# [TO DO]
Please write the listing below out again exactly, leaving every picture behind.

== RECORDS PROVIDED

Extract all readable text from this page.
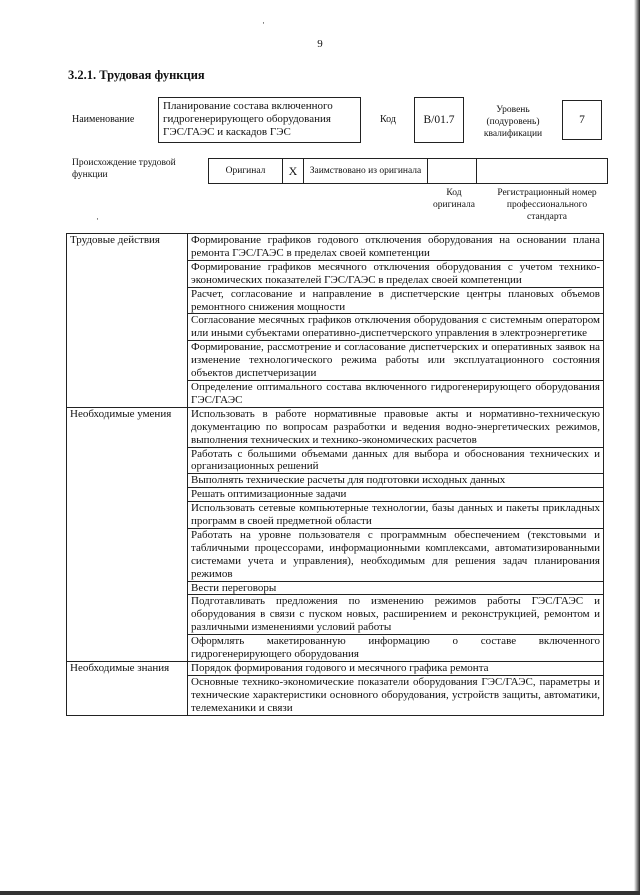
9
3.2.1. Трудовая функция
Наименование
Планирование состава включенного гидрогенерирующего оборудования ГЭС/ГАЭС и каскадов ГЭС
Код	B/01.7
Уровень (подуровень) квалификации
7
Происхождение трудовой функции	Оригинал	X	Заимствовано из оригинала
Код оригинала
Регистрационный номер профессионального стандарта
·
·
Трудовые действия	Формирование графиков годового отключения оборудования на основании плана ремонта ГЭС/ГАЭС в пределах своей компетенции
	Формирование графиков месячного отключения оборудования с учетом технико-экономических показателей ГЭС/ГАЭС в пределах своей компетенции
	Расчет, согласование и направление в диспетчерские центры плановых объемов ремонтного снижения мощности
	Согласование месячных графиков отключения оборудования с системным оператором или иными субъектами оперативно-диспетчерского управления в электроэнергетике
	Формирование, рассмотрение и согласование диспетчерских и оперативных заявок на изменение технологического режима работы или эксплуатационного состояния объектов диспетчеризации
	Определение оптимального состава включенного гидрогенерирующего оборудования ГЭС/ГАЭС
Необходимые умения	Использовать в работе нормативные правовые акты и нормативно-техническую документацию по вопросам разработки и ведения водно-энергетических режимов, выполнения технических и технико-экономических расчетов
	Работать с большими объемами данных для выбора и обоснования технических и организационных решений
	Выполнять технические расчеты для подготовки исходных данных
	Решать оптимизационные задачи
	Использовать сетевые компьютерные технологии, базы данных и пакеты прикладных программ в своей предметной области
	Работать на уровне пользователя с программным обеспечением (текстовыми и табличными процессорами, информационными комплексами, автоматизированными системами учета и управления), необходимым для решения задач планирования режимов
	Вести переговоры
	Подготавливать предложения по изменению режимов работы ГЭС/ГАЭС и оборудования в связи с пуском новых, расширением и реконструкцией, ремонтом и различными изменениями условий работы
	Оформлять макетированную информацию о составе включенного гидрогенерирующего оборудования
Необходимые знания	Порядок формирования годового и месячного графика ремонта
	Основные технико-экономические показатели оборудования ГЭС/ГАЭС, параметры и технические характеристики основного оборудования, устройств защиты, автоматики, телемеханики и связи
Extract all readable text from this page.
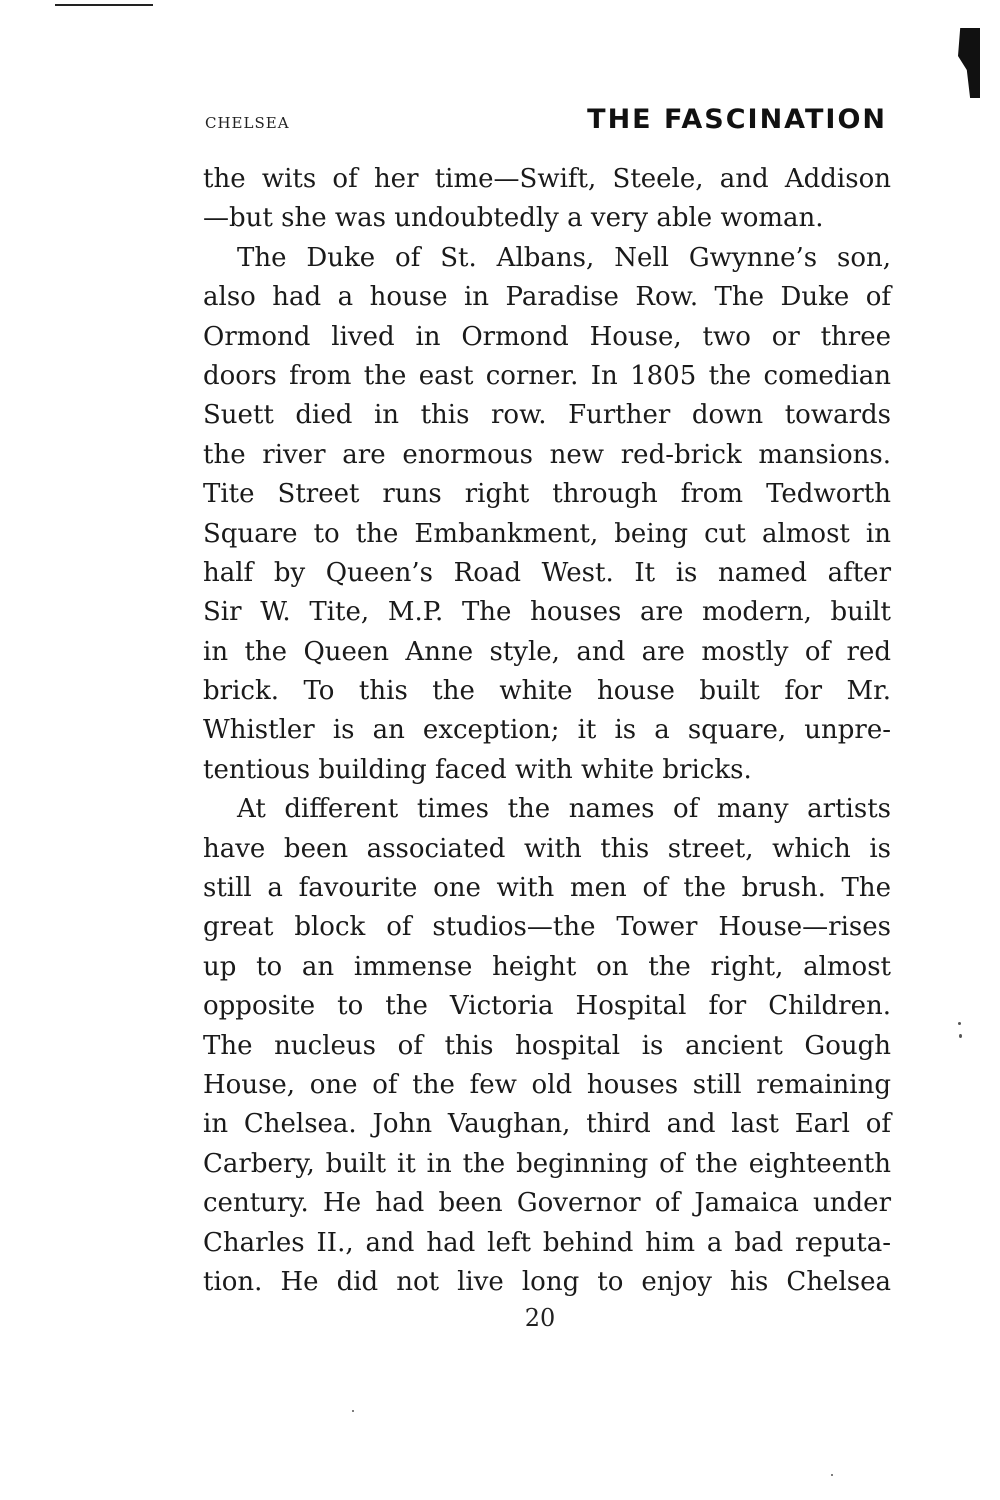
CHELSEA	THE FASCINATION
the wits of her time—Swift, Steele, and Addison
—but she was undoubtedly a very able woman.
The Duke of St. Albans, Nell Gwynne’s son,
also had a house in Paradise Row. The Duke of
Ormond lived in Ormond House, two or three
doors from the east corner. In 1805 the comedian
Suett died in this row. Further down towards
the river are enormous new red-brick mansions.
Tite Street runs right through from Tedworth
Square to the Embankment, being cut almost in
half by Queen’s Road West. It is named after
Sir W. Tite, M.P. The houses are modern, built
in the Queen Anne style, and are mostly of red
brick. To this the white house built for Mr.
Whistler is an exception; it is a square, unpre-
tentious building faced with white bricks.
At different times the names of many artists
have been associated with this street, which is
still a favourite one with men of the brush. The
great block of studios—the Tower House—rises
up to an immense height on the right, almost
opposite to the Victoria Hospital for Children.
The nucleus of this hospital is ancient Gough
House, one of the few old houses still remaining
in Chelsea. John Vaughan, third and last Earl of
Carbery, built it in the beginning of the eighteenth
century. He had been Governor of Jamaica under
Charles II., and had left behind him a bad reputa-
tion. He did not live long to enjoy his Chelsea
20
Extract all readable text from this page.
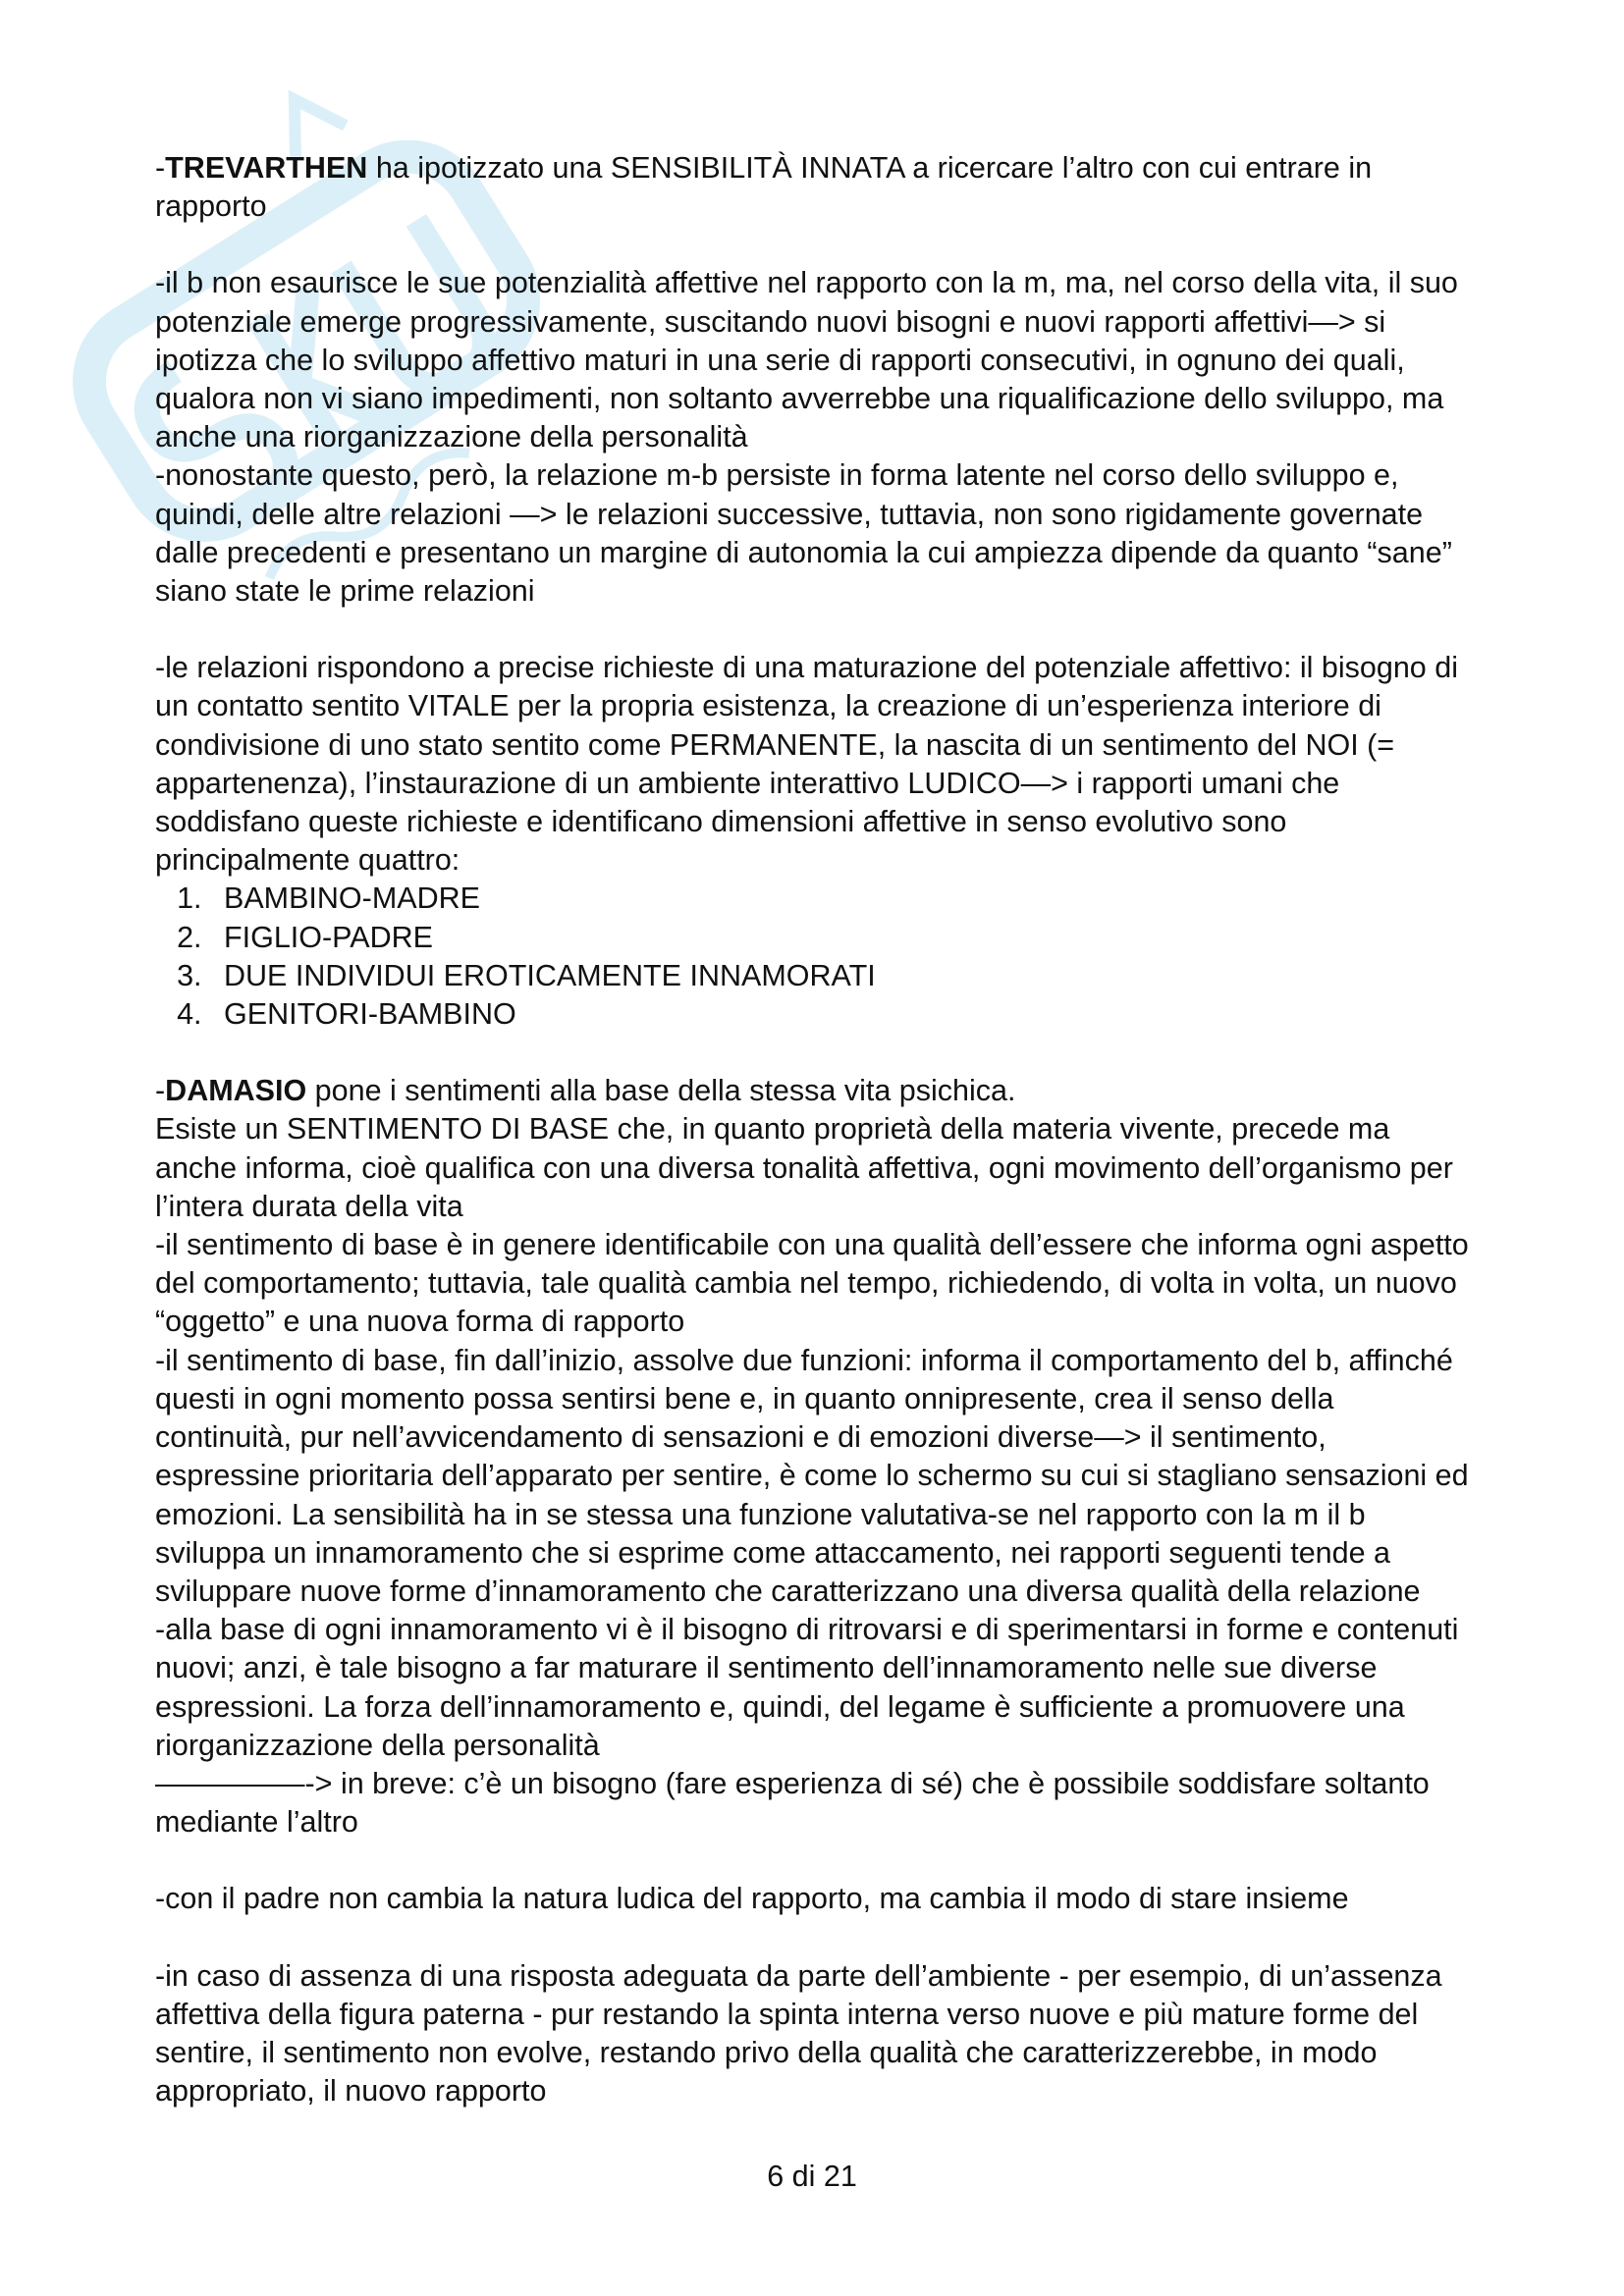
-TREVARTHEN ha ipotizzato una SENSIBILITÀ INNATA a ricercare l’altro con cui entrare in rapporto

-il b non esaurisce le sue potenzialità affettive nel rapporto con la m, ma, nel corso della vita, il suo potenziale emerge progressivamente, suscitando nuovi bisogni e nuovi rapporti affettivi—> si ipotizza che lo sviluppo affettivo maturi in una serie di rapporti consecutivi, in ognuno dei quali, qualora non vi siano impedimenti, non soltanto avverrebbe una riqualificazione dello sviluppo, ma anche una riorganizzazione della personalità

-nonostante questo, però, la relazione m-b persiste in forma latente nel corso dello sviluppo e, quindi, delle altre relazioni —> le relazioni successive, tuttavia, non sono rigidamente governate dalle precedenti e presentano un margine di autonomia la cui ampiezza dipende da quanto “sane” siano state le prime relazioni

-le relazioni rispondono a precise richieste di una maturazione del potenziale affettivo: il bisogno di un contatto sentito VITALE per la propria esistenza, la creazione di un’esperienza interiore di condivisione di uno stato sentito come PERMANENTE, la nascita di un sentimento del NOI (= appartenenza), l’instaurazione di un ambiente interattivo LUDICO—> i rapporti umani che soddisfano queste richieste e identificano dimensioni affettive in senso evolutivo sono principalmente quattro:

1. BAMBINO-MADRE
2. FIGLIO-PADRE
3. DUE INDIVIDUI EROTICAMENTE INNAMORATI
4. GENITORI-BAMBINO

-DAMASIO pone i sentimenti alla base della stessa vita psichica.

Esiste un SENTIMENTO DI BASE che, in quanto proprietà della materia vivente, precede ma anche informa, cioè qualifica con una diversa tonalità affettiva, ogni movimento dell’organismo per l’intera durata della vita

-il sentimento di base è in genere identificabile con una qualità dell’essere che informa ogni aspetto del comportamento; tuttavia, tale qualità cambia nel tempo, richiedendo, di volta in volta, un nuovo “oggetto” e una nuova forma di rapporto

-il sentimento di base, fin dall’inizio, assolve due funzioni: informa il comportamento del b, affinché questi in ogni momento possa sentirsi bene e, in quanto onnipresente, crea il senso della continuità, pur nell’avvicendamento di sensazioni e di emozioni diverse—> il sentimento, espressine prioritaria dell’apparato per sentire, è come lo schermo su cui si stagliano sensazioni ed emozioni. La sensibilità ha in se stessa una funzione valutativa-se nel rapporto con la m il b sviluppa un innamoramento che si esprime come attaccamento, nei rapporti seguenti tende a sviluppare nuove forme d’innamoramento che caratterizzano una diversa qualità della relazione

-alla base di ogni innamoramento vi è il bisogno di ritrovarsi e di sperimentarsi in forme e contenuti nuovi; anzi, è tale bisogno a far maturare il sentimento dell’innamoramento nelle sue diverse espressioni. La forza dell’innamoramento e, quindi, del legame è sufficiente a promuovere una riorganizzazione della personalità

—————-> in breve: c’è un bisogno (fare esperienza di sé) che è possibile soddisfare soltanto mediante l’altro

-con il padre non cambia la natura ludica del rapporto, ma cambia il modo di stare insieme

-in caso di assenza di una risposta adeguata da parte dell’ambiente - per esempio, di un’assenza affettiva della figura paterna - pur restando la spinta interna verso nuove e più mature forme del sentire, il sentimento non evolve, restando privo della qualità che caratterizzerebbe, in modo appropriato, il nuovo rapporto

6 di 21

====

# [SOLUTION BELOW]
Extract all readable text from this page.
9
3.2.1. Трудовая функция
Наименование
Планирование состава включенного гидрогенерирующего оборудования ГЭС/ГАЭС и каскадов ГЭС
Код	B/01.7
Уровень (подуровень) квалификации
7
Происхождение трудовой функции	Оригинал	X	Заимствовано из оригинала
Код оригинала
Регистрационный номер профессионального стандарта
·
·
Трудовые действия	Формирование графиков годового отключения оборудования на основании плана ремонта ГЭС/ГАЭС в пределах своей компетенции
	Формирование графиков месячного отключения оборудования с учетом технико-экономических показателей ГЭС/ГАЭС в пределах своей компетенции
	Расчет, согласование и направление в диспетчерские центры плановых объемов ремонтного снижения мощности
	Согласование месячных графиков отключения оборудования с системным оператором или иными субъектами оперативно-диспетчерского управления в электроэнергетике
	Формирование, рассмотрение и согласование диспетчерских и оперативных заявок на изменение технологического режима работы или эксплуатационного состояния объектов диспетчеризации
	Определение оптимального состава включенного гидрогенерирующего оборудования ГЭС/ГАЭС
Необходимые умения	Использовать в работе нормативные правовые акты и нормативно-техническую документацию по вопросам разработки и ведения водно-энергетических режимов, выполнения технических и технико-экономических расчетов
	Работать с большими объемами данных для выбора и обоснования технических и организационных решений
	Выполнять технические расчеты для подготовки исходных данных
	Решать оптимизационные задачи
	Использовать сетевые компьютерные технологии, базы данных и пакеты прикладных программ в своей предметной области
	Работать на уровне пользователя с программным обеспечением (текстовыми и табличными процессорами, информационными комплексами, автоматизированными системами учета и управления), необходимым для решения задач планирования режимов
	Вести переговоры
	Подготавливать предложения по изменению режимов работы ГЭС/ГАЭС и оборудования в связи с пуском новых, расширением и реконструкцией, ремонтом и различными изменениями условий работы
	Оформлять макетированную информацию о составе включенного гидрогенерирующего оборудования
Необходимые знания	Порядок формирования годового и месячного графика ремонта
	Основные технико-экономические показатели оборудования ГЭС/ГАЭС, параметры и технические характеристики основного оборудования, устройств защиты, автоматики, телемеханики и связи
Extract all readable text from this page.
CHELSEA	THE FASCINATION
the wits of her time—Swift, Steele, and Addison
—but she was undoubtedly a very able woman.
The Duke of St. Albans, Nell Gwynne’s son,
also had a house in Paradise Row. The Duke of
Ormond lived in Ormond House, two or three
doors from the east corner. In 1805 the comedian
Suett died in this row. Further down towards
the river are enormous new red-brick mansions.
Tite Street runs right through from Tedworth
Square to the Embankment, being cut almost in
half by Queen’s Road West. It is named after
Sir W. Tite, M.P. The houses are modern, built
in the Queen Anne style, and are mostly of red
brick. To this the white house built for Mr.
Whistler is an exception; it is a square, unpre-
tentious building faced with white bricks.
At different times the names of many artists
have been associated with this street, which is
still a favourite one with men of the brush. The
great block of studios—the Tower House—rises
up to an immense height on the right, almost
opposite to the Victoria Hospital for Children.
The nucleus of this hospital is ancient Gough
House, one of the few old houses still remaining
in Chelsea. John Vaughan, third and last Earl of
Carbery, built it in the beginning of the eighteenth
century. He had been Governor of Jamaica under
Charles II., and had left behind him a bad reputa-
tion. He did not live long to enjoy his Chelsea
20
Extract all readable text from this page.
-TREVARTHEN ha ipotizzato una SENSIBILITÀ INNATA a ricercare l’altro con cui entrare in rapporto

-il b non esaurisce le sue potenzialità affettive nel rapporto con la m, ma, nel corso della vita, il suo potenziale emerge progressivamente, suscitando nuovi bisogni e nuovi rapporti affettivi—> si ipotizza che lo sviluppo affettivo maturi in una serie di rapporti consecutivi, in ognuno dei quali, qualora non vi siano impedimenti, non soltanto avverrebbe una riqualificazione dello sviluppo, ma anche una riorganizzazione della personalità

-nonostante questo, però, la relazione m-b persiste in forma latente nel corso dello sviluppo e, quindi, delle altre relazioni —> le relazioni successive, tuttavia, non sono rigidamente governate dalle precedenti e presentano un margine di autonomia la cui ampiezza dipende da quanto “sane” siano state le prime relazioni

-le relazioni rispondono a precise richieste di una maturazione del potenziale affettivo: il bisogno di un contatto sentito VITALE per la propria esistenza, la creazione di un’esperienza interiore di condivisione di uno stato sentito come PERMANENTE, la nascita di un sentimento del NOI (= appartenenza), l’instaurazione di un ambiente interattivo LUDICO—> i rapporti umani che soddisfano queste richieste e identificano dimensioni affettive in senso evolutivo sono principalmente quattro:

1. BAMBINO-MADRE
2. FIGLIO-PADRE
3. DUE INDIVIDUI EROTICAMENTE INNAMORATI
4. GENITORI-BAMBINO

-DAMASIO pone i sentimenti alla base della stessa vita psichica.

Esiste un SENTIMENTO DI BASE che, in quanto proprietà della materia vivente, precede ma anche informa, cioè qualifica con una diversa tonalità affettiva, ogni movimento dell’organismo per l’intera durata della vita

-il sentimento di base è in genere identificabile con una qualità dell’essere che informa ogni aspetto del comportamento; tuttavia, tale qualità cambia nel tempo, richiedendo, di volta in volta, un nuovo “oggetto” e una nuova forma di rapporto

-il sentimento di base, fin dall’inizio, assolve due funzioni: informa il comportamento del b, affinché questi in ogni momento possa sentirsi bene e, in quanto onnipresente, crea il senso della continuità, pur nell’avvicendamento di sensazioni e di emozioni diverse—> il sentimento, espressine prioritaria dell’apparato per sentire, è come lo schermo su cui si stagliano sensazioni ed emozioni. La sensibilità ha in se stessa una funzione valutativa-se nel rapporto con la m il b sviluppa un innamoramento che si esprime come attaccamento, nei rapporti seguenti tende a sviluppare nuove forme d’innamoramento che caratterizzano una diversa qualità della relazione

-alla base di ogni innamoramento vi è il bisogno di ritrovarsi e di sperimentarsi in forme e contenuti nuovi; anzi, è tale bisogno a far maturare il sentimento dell’innamoramento nelle sue diverse espressioni. La forza dell’innamoramento e, quindi, del legame è sufficiente a promuovere una riorganizzazione della personalità

—————-> in breve: c’è un bisogno (fare esperienza di sé) che è possibile soddisfare soltanto mediante l’altro

-con il padre non cambia la natura ludica del rapporto, ma cambia il modo di stare insieme

-in caso di assenza di una risposta adeguata da parte dell’ambiente - per esempio, di un’assenza affettiva della figura paterna - pur restando la spinta interna verso nuove e più mature forme del sentire, il sentimento non evolve, restando privo della qualità che caratterizzerebbe, in modo appropriato, il nuovo rapporto

6 di 21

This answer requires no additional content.